Problem to solve:
Find the lines with the string "aree" and return them.

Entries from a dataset
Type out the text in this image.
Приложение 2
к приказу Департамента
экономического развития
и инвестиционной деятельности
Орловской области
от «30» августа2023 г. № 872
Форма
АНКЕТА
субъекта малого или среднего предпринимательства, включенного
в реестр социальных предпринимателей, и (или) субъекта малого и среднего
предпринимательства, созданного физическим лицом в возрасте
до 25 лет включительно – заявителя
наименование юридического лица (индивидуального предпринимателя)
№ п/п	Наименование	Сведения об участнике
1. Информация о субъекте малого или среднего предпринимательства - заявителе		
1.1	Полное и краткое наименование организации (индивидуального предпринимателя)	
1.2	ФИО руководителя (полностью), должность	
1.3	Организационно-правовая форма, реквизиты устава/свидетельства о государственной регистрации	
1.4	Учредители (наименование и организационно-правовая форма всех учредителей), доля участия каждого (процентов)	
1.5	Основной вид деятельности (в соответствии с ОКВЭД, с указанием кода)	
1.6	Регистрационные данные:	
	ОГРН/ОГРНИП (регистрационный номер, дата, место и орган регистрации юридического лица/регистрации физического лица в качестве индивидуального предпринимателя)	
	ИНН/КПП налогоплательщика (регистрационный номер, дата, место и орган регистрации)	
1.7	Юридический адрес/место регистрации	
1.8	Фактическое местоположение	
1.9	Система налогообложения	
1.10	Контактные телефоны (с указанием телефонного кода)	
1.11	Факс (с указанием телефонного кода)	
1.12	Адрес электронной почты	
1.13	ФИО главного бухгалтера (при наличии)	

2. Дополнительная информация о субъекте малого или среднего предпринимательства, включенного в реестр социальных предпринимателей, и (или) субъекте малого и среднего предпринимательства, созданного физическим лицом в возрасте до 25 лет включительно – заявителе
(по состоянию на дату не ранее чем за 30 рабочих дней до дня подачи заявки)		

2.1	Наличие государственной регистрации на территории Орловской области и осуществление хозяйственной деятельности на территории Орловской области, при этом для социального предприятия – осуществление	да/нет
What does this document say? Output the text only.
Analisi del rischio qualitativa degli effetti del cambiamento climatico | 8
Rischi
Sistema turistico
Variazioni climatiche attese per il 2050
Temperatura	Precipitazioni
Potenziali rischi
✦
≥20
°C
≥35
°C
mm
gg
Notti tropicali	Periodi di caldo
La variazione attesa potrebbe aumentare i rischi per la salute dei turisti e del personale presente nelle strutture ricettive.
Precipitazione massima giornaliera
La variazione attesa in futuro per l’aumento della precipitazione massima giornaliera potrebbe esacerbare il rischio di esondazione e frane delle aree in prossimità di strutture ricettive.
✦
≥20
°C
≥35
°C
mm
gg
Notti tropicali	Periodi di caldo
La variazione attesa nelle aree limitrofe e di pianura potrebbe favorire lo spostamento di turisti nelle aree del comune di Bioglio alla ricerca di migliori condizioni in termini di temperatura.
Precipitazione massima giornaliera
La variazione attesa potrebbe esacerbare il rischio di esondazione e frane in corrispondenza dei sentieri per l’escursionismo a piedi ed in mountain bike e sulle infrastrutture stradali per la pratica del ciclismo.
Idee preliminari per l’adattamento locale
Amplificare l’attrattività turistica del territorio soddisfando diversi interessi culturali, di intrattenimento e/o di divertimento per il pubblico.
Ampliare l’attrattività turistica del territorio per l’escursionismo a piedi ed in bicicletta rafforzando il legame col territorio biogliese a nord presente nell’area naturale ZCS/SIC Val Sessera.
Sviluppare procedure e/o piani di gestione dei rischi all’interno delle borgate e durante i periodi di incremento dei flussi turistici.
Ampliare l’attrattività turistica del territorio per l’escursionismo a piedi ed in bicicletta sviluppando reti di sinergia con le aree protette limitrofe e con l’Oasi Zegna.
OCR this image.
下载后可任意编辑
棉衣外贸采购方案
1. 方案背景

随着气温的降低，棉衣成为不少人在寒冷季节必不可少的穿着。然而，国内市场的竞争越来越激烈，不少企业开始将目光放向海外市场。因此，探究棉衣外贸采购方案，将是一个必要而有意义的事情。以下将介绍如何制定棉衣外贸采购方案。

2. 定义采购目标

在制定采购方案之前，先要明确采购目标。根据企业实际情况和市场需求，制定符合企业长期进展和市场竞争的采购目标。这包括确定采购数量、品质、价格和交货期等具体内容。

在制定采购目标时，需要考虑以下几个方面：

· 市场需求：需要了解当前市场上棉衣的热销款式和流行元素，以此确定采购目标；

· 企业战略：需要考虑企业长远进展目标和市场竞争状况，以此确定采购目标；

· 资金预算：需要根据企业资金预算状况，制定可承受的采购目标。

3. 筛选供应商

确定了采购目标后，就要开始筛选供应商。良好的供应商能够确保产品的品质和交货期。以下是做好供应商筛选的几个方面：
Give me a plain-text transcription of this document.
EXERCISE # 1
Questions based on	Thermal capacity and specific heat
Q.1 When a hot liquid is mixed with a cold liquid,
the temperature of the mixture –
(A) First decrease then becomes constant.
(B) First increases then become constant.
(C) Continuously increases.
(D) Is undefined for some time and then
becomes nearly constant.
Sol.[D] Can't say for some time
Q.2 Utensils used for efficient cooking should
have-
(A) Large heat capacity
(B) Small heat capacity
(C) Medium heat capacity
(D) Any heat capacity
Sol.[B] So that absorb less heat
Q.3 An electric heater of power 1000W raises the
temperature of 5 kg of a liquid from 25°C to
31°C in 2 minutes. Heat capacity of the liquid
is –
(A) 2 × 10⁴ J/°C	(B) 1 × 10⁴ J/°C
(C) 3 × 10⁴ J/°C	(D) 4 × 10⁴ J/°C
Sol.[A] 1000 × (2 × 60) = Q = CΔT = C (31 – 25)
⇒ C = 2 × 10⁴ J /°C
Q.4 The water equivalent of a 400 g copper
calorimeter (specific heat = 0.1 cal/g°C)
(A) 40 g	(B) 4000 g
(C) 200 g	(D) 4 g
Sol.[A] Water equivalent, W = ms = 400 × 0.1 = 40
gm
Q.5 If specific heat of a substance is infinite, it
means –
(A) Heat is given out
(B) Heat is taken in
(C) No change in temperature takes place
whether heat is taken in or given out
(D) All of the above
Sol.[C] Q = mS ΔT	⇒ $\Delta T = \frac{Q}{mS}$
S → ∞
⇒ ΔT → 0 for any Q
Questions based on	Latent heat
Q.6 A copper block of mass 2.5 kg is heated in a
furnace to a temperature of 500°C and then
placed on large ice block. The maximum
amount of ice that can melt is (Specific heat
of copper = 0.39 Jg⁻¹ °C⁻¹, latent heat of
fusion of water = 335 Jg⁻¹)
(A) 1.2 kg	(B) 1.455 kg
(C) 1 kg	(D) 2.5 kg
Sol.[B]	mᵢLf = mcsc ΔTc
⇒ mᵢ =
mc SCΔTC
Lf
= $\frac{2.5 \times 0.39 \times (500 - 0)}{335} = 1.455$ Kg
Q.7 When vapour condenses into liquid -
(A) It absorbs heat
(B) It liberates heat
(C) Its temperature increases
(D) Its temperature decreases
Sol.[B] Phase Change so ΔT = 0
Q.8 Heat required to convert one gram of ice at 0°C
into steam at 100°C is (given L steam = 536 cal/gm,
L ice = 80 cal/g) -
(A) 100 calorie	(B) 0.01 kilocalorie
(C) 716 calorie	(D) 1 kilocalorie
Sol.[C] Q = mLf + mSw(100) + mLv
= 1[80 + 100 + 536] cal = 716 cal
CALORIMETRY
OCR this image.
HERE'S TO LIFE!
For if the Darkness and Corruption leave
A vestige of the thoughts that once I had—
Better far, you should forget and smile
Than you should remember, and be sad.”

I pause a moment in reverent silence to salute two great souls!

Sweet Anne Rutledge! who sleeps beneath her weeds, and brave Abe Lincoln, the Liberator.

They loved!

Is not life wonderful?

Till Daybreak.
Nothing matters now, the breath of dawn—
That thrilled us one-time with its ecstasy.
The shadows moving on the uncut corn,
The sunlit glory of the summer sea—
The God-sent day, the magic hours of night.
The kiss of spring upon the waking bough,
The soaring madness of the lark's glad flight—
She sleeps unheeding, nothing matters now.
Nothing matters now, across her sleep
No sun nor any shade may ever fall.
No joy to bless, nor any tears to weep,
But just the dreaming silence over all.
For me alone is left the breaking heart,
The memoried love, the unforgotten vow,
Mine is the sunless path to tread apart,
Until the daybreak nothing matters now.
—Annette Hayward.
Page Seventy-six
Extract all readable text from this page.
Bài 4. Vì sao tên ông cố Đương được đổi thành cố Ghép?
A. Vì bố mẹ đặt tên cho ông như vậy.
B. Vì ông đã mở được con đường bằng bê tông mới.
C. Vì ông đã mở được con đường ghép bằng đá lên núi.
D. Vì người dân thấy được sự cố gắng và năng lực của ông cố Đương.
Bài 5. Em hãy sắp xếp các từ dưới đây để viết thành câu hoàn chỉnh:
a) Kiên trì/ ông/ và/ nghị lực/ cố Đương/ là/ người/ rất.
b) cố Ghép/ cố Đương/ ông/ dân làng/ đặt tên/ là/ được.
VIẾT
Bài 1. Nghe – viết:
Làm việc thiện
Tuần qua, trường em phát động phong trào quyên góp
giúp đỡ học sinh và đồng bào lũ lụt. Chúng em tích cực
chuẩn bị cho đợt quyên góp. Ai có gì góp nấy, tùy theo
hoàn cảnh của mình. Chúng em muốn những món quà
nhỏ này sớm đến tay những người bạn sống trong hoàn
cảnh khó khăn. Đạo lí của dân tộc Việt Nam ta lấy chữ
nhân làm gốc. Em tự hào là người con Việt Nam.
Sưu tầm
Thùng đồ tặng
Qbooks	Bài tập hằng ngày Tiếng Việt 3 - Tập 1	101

Output below:
La variazione attesa in futuro per l’aumento della precipitazione massima giornaliera potrebbe esacerbare il rischio di esondazione e frane delle aree in prossimità di strutture ricettive.
La variazione attesa nelle aree limitrofe e di pianura potrebbe favorire lo spostamento di turisti nelle aree del comune di Bioglio alla ricerca di migliori condizioni in termini di temperatura.
Ampliare l’attrattività turistica del territorio per l’escursionismo a piedi ed in bicicletta sviluppando reti di sinergia con le aree protette limitrofe e con l’Oasi Zegna.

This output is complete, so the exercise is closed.